● **Prompt**
List each line of the data in which the string "eller" appears.

[Dataset entries]
++++++++++

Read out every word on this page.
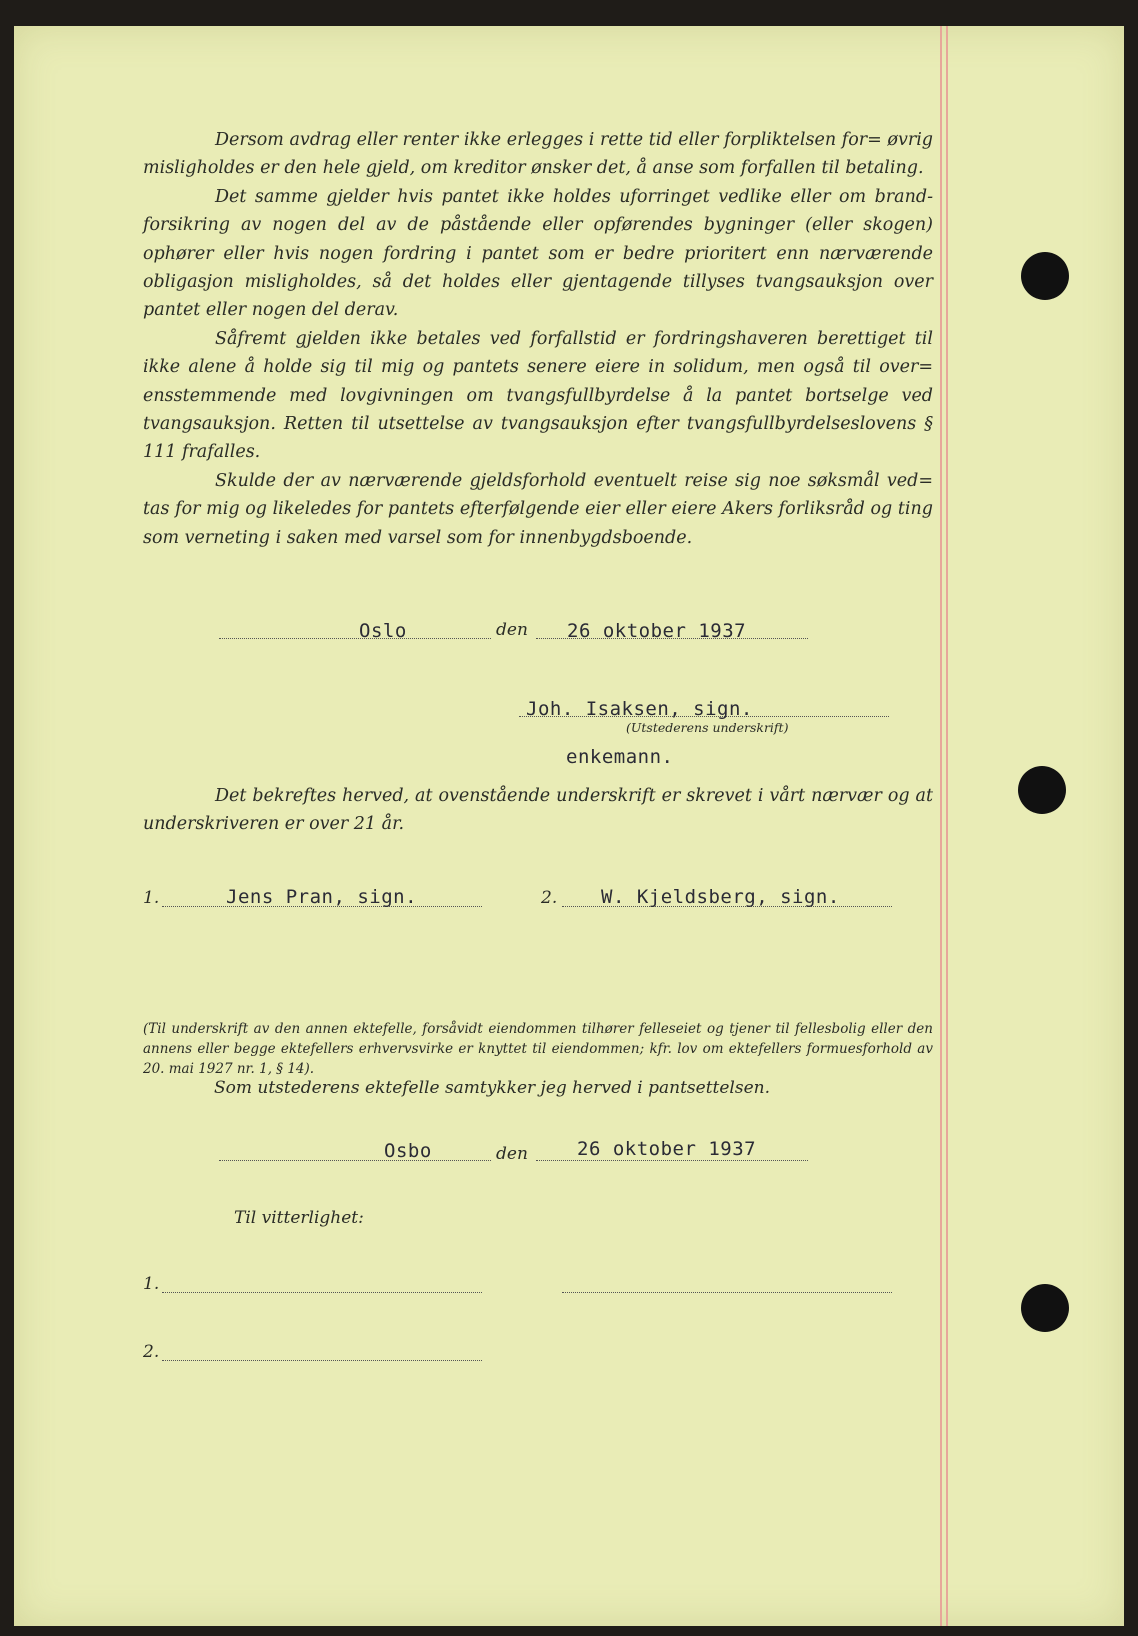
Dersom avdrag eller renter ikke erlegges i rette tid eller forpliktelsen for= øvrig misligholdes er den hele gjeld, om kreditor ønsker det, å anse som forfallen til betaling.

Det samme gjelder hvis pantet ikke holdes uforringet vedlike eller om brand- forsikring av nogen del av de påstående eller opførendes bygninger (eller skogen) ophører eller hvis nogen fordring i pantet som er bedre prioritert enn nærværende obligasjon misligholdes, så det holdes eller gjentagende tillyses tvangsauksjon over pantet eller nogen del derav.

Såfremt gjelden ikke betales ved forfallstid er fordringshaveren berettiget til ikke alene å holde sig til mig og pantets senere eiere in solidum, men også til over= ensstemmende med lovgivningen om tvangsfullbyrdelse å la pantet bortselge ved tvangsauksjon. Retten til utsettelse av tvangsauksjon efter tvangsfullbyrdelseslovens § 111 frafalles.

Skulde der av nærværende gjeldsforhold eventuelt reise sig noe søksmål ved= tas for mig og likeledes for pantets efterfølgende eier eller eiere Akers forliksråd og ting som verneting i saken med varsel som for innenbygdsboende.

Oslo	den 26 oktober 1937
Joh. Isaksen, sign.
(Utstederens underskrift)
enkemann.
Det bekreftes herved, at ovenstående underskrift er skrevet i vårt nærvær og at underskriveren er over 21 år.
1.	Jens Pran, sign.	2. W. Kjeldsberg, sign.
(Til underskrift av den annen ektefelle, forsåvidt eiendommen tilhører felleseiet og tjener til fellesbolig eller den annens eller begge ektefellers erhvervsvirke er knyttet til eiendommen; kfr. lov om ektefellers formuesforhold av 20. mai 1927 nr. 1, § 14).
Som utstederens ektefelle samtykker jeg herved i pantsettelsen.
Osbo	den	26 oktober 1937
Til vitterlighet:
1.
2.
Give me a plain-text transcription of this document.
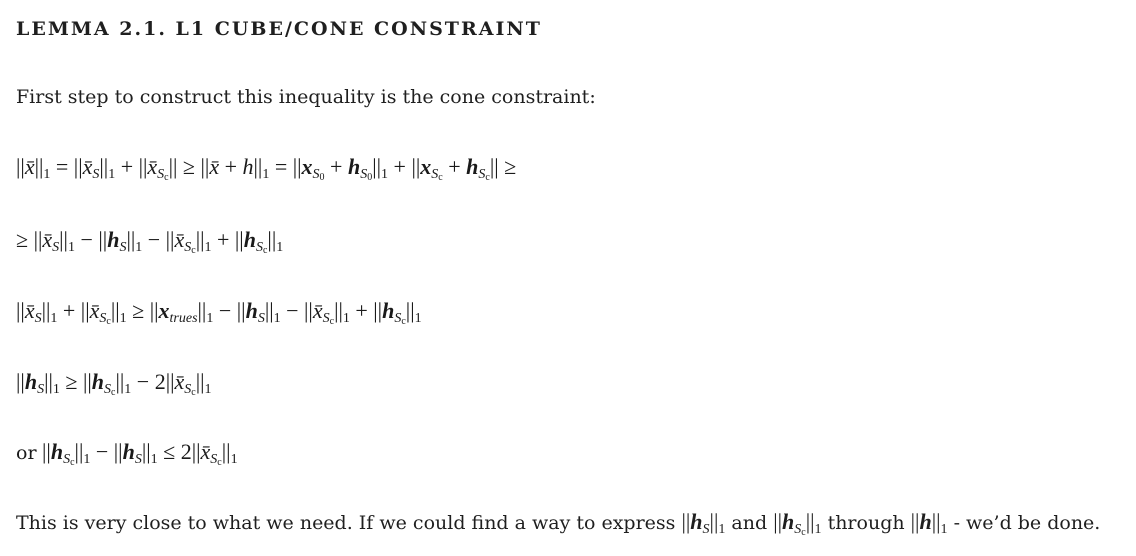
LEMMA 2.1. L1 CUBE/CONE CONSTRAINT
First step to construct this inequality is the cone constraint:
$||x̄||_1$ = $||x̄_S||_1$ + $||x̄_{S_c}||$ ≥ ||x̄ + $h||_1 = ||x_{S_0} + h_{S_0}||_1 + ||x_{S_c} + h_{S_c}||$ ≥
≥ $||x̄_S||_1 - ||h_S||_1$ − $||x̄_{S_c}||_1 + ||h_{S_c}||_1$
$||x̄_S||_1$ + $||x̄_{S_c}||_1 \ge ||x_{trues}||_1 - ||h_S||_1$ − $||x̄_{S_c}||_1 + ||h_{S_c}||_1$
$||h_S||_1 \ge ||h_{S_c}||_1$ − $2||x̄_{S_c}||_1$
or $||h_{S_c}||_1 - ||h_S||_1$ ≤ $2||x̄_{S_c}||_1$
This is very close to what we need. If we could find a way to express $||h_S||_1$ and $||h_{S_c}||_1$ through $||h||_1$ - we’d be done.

++++++++++

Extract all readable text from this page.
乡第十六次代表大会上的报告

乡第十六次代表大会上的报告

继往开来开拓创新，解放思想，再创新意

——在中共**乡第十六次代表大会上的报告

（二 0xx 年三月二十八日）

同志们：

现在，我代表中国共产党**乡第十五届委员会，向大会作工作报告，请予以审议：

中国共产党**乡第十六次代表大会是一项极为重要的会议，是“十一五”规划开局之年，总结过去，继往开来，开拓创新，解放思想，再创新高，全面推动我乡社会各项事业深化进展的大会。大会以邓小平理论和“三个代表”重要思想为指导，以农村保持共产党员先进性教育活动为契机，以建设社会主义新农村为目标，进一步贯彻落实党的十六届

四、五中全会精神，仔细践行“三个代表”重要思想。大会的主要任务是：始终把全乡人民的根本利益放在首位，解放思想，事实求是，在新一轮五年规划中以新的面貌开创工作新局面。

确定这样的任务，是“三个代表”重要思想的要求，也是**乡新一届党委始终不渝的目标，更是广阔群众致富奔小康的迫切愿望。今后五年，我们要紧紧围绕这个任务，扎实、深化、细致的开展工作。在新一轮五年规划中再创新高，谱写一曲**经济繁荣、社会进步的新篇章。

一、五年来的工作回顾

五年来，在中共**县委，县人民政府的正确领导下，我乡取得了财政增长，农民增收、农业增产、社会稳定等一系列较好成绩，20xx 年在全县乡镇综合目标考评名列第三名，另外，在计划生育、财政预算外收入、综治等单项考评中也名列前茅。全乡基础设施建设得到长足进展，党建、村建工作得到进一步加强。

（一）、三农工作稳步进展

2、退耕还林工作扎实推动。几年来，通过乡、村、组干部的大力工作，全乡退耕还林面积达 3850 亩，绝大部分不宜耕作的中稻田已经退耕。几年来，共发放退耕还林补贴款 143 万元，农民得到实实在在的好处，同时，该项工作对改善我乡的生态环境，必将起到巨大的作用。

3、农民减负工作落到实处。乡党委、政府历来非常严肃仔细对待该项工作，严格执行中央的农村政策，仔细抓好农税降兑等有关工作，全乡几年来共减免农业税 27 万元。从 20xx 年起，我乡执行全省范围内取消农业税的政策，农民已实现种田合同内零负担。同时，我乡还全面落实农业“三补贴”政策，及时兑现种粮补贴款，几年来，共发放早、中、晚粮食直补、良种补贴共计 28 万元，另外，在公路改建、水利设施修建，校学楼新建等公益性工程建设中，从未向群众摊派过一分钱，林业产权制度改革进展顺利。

++++++++++

● **Solution**
Dersom avdrag eller renter ikke erlegges i rette tid eller forpliktelsen for= øvrig misligholdes er den hele gjeld, om kreditor ønsker det, å anse som forfallen til betaling.
Det samme gjelder hvis pantet ikke holdes uforringet vedlike eller om brand- forsikring av nogen del av de påstående eller opførendes bygninger (eller skogen) ophører eller hvis nogen fordring i pantet som er bedre prioritert enn nærværende obligasjon misligholdes, så det holdes eller gjentagende tillyses tvangsauksjon over pantet eller nogen del derav.
Skulde der av nærværende gjeldsforhold eventuelt reise sig noe søksmål ved= tas for mig og likeledes for pantets efterfølgende eier eller eiere Akers forliksråd og ting som verneting i saken med varsel som for innenbygdsboende.
(Til underskrift av den annen ektefelle, forsåvidt eiendommen tilhører felleseiet og tjener til fellesbolig eller den annens eller begge ektefellers erhvervsvirke er knyttet til eiendommen; kfr. lov om ektefellers formuesforhold av 20. mai 1927 nr. 1, § 14).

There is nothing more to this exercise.